» **EXERCISE REQUIREMENTS**
State how many lines in the records hold the word "euros", giving the number and no other text.

--- Begin ---

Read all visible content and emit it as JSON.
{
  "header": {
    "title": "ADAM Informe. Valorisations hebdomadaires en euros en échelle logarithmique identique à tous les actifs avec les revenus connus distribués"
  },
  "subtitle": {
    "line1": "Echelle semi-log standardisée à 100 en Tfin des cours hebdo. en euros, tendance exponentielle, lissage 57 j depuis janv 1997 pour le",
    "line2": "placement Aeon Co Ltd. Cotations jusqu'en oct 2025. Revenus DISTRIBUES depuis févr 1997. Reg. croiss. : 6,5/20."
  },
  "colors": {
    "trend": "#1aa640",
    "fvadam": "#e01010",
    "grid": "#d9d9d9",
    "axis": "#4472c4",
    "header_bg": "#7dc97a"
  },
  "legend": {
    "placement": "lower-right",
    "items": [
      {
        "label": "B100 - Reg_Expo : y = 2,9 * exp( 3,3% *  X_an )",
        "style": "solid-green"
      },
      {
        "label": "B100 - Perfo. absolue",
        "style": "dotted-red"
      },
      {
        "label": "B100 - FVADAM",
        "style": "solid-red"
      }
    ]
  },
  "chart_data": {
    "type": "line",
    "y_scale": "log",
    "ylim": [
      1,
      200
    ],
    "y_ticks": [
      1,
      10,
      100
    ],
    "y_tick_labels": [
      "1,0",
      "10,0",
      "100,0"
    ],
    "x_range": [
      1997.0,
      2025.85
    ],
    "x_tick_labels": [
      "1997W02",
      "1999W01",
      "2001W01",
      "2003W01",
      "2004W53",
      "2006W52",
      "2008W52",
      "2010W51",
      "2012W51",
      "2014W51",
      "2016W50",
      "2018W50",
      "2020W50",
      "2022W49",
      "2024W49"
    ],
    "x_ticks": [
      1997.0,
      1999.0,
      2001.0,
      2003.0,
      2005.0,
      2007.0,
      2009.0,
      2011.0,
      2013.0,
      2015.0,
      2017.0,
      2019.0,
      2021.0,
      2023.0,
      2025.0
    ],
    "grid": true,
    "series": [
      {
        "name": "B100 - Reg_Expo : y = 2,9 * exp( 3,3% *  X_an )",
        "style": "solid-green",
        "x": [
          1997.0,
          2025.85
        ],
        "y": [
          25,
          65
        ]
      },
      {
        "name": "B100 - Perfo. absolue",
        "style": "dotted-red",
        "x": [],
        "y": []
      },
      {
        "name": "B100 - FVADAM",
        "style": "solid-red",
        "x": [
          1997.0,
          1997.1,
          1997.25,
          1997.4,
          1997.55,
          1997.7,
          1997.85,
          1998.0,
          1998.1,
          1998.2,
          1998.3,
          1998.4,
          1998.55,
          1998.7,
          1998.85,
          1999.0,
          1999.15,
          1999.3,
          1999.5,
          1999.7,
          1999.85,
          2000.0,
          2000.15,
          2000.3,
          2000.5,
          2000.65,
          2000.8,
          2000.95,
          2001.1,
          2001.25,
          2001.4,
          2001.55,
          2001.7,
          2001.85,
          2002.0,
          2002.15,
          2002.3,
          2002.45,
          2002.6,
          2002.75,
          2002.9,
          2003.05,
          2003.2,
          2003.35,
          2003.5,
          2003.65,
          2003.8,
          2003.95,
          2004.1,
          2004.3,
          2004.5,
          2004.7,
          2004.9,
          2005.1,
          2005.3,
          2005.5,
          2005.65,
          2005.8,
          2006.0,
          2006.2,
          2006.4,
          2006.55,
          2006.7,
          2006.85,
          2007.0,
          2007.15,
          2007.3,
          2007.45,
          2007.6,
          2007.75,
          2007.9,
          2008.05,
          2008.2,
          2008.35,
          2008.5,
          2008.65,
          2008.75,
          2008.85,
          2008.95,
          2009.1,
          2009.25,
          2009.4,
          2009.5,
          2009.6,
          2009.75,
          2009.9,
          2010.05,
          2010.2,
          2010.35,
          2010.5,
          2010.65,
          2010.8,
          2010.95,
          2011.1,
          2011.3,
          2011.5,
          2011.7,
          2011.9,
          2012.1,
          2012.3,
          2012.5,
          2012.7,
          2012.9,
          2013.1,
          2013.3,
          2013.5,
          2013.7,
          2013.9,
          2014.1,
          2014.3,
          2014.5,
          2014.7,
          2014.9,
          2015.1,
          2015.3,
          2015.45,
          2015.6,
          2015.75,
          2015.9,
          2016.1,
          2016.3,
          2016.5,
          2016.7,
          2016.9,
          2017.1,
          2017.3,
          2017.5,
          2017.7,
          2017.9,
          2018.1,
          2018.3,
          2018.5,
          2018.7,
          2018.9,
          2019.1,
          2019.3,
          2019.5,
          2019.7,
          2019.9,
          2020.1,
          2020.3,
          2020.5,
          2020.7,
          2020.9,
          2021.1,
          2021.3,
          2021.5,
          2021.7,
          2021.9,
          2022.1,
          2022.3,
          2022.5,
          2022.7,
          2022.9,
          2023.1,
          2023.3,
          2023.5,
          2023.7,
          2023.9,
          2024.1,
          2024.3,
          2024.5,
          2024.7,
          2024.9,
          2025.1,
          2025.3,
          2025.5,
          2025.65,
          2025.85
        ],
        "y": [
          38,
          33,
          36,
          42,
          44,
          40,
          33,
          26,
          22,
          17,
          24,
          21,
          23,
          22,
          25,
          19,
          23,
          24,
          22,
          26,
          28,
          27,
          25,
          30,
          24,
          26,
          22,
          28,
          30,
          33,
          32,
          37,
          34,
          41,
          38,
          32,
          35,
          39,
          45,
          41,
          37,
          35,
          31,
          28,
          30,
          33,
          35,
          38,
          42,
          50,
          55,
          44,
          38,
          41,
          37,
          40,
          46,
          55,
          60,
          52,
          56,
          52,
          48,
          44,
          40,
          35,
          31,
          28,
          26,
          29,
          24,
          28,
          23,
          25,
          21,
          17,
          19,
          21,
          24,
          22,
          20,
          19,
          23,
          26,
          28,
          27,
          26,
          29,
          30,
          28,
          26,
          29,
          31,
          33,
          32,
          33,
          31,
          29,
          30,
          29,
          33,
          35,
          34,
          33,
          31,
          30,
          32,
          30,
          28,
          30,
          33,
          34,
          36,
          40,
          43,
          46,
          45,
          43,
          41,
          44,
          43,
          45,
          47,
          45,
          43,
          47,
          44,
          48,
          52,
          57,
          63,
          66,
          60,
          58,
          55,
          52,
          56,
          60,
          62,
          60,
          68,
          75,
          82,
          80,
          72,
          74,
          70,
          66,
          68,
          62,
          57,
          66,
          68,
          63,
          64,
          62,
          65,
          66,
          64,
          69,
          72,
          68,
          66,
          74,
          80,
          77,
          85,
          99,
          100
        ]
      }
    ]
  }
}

--- End ---

» **ANSWER BELOW**
2